# Short task:
Where the word "leakage" occurs in a line, return that line.

[Figure record extracts]

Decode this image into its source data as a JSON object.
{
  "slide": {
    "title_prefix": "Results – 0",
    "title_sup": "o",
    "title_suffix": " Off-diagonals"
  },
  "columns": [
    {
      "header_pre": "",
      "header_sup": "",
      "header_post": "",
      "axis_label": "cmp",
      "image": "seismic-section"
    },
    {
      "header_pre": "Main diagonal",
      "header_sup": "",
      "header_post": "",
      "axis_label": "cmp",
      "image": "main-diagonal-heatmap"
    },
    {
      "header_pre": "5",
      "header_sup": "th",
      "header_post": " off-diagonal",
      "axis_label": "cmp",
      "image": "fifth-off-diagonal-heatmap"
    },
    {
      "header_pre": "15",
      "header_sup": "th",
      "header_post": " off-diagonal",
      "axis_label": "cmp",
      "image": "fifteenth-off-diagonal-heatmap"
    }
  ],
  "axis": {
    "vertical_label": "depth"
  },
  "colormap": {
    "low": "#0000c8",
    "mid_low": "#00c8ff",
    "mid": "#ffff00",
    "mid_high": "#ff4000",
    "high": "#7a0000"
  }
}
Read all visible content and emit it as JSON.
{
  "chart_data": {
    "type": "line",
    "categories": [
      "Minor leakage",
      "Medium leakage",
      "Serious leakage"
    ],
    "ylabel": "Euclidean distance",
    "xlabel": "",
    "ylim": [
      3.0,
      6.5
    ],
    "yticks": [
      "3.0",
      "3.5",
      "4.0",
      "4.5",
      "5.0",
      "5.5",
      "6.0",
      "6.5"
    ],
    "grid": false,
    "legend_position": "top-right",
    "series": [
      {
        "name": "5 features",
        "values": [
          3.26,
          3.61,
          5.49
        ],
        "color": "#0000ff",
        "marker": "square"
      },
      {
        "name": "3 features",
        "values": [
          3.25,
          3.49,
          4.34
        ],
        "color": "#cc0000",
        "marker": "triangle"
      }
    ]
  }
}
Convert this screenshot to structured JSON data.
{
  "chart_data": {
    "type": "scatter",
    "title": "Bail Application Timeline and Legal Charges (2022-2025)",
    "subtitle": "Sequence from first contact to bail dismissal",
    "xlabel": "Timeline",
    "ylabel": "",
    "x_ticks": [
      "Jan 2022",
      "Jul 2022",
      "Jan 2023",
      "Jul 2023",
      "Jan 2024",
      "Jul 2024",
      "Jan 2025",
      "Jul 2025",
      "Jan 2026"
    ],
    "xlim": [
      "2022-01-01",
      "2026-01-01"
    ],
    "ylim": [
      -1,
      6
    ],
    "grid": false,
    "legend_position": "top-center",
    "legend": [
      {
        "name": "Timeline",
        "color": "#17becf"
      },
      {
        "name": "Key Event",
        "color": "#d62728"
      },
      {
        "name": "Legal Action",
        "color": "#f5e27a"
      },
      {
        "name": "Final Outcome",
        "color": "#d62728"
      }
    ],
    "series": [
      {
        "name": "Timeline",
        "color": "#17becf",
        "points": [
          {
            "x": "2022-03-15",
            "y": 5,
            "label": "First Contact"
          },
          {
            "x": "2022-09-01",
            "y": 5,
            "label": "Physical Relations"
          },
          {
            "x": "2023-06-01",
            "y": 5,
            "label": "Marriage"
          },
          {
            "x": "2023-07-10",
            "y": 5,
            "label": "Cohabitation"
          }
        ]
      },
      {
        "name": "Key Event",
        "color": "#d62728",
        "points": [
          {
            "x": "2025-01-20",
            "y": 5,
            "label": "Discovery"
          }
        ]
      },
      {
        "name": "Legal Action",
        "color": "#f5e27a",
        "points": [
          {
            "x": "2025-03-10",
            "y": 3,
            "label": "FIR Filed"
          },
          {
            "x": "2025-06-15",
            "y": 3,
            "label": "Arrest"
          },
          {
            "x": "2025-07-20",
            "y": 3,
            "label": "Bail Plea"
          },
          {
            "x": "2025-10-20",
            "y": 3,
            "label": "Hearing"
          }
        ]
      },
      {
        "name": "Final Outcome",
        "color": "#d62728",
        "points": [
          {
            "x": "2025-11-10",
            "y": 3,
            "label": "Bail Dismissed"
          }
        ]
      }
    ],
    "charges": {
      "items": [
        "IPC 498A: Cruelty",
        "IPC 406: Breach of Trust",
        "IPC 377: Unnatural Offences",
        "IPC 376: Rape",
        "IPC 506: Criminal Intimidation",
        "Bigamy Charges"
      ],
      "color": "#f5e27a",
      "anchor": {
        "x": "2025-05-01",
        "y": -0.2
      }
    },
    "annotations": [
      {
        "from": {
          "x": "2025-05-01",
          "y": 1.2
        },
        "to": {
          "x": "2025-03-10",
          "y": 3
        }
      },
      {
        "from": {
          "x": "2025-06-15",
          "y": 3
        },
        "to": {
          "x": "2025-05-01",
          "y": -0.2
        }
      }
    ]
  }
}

# Task solution:
      "Minor leakage",
      "Medium leakage",
      "Serious leakage"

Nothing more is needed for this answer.